## DATASET ROWS
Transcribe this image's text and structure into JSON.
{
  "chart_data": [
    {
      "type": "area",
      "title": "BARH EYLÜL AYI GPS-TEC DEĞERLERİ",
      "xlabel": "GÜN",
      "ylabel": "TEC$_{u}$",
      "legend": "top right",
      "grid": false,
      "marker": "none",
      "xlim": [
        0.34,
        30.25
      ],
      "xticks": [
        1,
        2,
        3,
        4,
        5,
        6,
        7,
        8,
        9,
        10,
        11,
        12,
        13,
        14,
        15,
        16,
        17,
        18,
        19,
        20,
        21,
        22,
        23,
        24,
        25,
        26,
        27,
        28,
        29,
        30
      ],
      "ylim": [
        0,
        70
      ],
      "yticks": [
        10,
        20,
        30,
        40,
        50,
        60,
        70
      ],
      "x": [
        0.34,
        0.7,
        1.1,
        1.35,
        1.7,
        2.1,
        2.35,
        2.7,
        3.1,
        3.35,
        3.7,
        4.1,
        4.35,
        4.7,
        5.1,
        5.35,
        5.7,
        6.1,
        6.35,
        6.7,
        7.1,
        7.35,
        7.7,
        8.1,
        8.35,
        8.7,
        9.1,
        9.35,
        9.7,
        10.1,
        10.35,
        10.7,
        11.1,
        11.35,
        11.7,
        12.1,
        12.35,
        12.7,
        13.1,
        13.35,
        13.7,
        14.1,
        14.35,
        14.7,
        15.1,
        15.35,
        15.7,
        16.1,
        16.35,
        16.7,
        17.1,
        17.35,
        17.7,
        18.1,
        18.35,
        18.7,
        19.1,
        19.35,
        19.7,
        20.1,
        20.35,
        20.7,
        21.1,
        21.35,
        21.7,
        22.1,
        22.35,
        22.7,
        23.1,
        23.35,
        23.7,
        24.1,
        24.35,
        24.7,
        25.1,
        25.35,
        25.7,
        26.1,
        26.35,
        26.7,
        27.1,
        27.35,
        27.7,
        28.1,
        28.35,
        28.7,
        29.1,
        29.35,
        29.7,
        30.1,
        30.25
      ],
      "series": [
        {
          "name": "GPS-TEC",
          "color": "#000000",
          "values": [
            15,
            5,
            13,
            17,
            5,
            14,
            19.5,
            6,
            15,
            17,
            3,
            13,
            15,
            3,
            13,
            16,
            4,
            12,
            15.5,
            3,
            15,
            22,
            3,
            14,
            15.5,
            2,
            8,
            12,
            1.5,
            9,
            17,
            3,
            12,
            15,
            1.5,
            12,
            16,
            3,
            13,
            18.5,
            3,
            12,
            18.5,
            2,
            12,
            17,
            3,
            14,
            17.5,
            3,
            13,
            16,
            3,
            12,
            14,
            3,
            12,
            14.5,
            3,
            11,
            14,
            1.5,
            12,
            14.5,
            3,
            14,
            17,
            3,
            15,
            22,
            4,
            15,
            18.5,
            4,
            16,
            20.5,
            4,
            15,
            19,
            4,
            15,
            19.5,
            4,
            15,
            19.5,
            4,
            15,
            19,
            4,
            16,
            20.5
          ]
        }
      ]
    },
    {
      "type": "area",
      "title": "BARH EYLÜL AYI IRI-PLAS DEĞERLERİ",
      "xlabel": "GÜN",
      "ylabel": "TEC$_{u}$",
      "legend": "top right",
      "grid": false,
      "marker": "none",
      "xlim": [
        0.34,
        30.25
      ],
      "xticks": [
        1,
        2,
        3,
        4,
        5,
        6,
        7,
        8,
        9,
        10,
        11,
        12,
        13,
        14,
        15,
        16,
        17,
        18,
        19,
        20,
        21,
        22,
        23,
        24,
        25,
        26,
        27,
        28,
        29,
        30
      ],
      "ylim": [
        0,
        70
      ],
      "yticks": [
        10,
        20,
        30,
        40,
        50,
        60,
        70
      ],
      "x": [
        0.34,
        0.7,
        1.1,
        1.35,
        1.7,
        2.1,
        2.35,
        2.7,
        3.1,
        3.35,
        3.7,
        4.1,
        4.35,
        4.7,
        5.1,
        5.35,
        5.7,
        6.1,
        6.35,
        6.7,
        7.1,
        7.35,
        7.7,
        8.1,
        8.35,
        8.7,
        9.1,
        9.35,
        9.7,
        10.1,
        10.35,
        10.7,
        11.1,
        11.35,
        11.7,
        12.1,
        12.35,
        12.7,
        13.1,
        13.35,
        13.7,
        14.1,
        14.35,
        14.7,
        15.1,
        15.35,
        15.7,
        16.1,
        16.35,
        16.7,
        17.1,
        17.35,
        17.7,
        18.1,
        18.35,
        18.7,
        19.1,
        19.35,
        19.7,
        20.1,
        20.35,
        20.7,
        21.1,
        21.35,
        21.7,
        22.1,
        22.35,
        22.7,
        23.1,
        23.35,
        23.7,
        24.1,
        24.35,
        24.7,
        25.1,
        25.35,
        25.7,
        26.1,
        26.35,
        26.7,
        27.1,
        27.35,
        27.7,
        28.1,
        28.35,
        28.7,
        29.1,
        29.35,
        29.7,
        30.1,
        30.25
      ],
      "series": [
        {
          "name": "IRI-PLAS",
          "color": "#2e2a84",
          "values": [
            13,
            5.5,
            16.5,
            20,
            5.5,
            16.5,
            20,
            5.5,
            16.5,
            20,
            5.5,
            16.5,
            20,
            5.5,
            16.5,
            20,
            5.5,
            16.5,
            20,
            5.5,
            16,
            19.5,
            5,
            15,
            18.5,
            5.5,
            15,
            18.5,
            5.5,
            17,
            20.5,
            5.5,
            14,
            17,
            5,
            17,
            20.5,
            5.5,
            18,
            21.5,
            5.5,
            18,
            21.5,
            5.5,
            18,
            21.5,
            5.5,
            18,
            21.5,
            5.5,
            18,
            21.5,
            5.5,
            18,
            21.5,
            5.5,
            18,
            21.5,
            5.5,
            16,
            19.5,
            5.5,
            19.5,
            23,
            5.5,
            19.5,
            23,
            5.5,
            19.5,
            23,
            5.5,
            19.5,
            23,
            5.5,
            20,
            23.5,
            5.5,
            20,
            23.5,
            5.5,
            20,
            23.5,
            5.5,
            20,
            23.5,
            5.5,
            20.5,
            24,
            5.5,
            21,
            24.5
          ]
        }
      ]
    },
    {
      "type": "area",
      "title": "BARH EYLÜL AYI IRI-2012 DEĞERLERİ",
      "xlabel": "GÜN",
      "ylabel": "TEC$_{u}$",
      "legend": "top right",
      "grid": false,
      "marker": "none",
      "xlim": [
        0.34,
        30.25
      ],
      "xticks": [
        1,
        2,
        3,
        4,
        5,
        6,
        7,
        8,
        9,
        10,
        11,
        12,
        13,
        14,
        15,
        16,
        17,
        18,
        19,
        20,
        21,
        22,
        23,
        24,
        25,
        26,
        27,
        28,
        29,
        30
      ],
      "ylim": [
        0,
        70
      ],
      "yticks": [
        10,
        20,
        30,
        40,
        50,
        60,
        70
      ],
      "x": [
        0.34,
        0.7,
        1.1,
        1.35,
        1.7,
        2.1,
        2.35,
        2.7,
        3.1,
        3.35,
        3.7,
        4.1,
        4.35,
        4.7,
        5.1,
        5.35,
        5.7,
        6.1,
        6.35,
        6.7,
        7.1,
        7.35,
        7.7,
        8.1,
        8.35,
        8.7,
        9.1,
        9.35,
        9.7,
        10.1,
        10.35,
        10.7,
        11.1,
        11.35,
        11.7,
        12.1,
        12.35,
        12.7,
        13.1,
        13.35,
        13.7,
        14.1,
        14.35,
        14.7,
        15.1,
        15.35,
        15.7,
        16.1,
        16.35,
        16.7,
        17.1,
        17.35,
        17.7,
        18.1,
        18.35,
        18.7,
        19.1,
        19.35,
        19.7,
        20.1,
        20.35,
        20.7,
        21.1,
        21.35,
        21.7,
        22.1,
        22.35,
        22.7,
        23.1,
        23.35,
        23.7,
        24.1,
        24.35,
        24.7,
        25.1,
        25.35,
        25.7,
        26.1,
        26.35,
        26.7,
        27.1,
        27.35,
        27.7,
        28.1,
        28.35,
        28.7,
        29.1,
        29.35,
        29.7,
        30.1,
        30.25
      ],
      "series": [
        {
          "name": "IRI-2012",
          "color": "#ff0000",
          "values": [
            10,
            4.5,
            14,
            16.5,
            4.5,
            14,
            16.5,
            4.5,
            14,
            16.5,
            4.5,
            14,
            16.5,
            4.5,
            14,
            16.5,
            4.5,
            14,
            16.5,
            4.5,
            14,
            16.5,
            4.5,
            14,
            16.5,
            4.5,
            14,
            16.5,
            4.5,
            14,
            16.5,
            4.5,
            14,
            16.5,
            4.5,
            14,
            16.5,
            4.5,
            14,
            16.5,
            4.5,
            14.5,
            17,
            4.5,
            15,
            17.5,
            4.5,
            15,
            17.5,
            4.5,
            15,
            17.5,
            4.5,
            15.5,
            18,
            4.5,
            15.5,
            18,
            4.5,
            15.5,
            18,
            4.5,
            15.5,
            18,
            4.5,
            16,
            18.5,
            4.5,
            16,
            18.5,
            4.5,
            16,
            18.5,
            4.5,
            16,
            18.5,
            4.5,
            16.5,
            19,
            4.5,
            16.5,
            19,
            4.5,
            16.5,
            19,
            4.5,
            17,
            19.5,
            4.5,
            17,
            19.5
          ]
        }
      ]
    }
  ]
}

## EXERCISE OBJECTIVE
From the entries above, return each line with the word "DEĞERLERİ" in it.

## ANSWER TO THIS PROBLEM
      "title": "BARH EYLÜL AYI GPS-TEC DEĞERLERİ",
      "title": "BARH EYLÜL AYI IRI-PLAS DEĞERLERİ",
      "title": "BARH EYLÜL AYI IRI-2012 DEĞERLERİ",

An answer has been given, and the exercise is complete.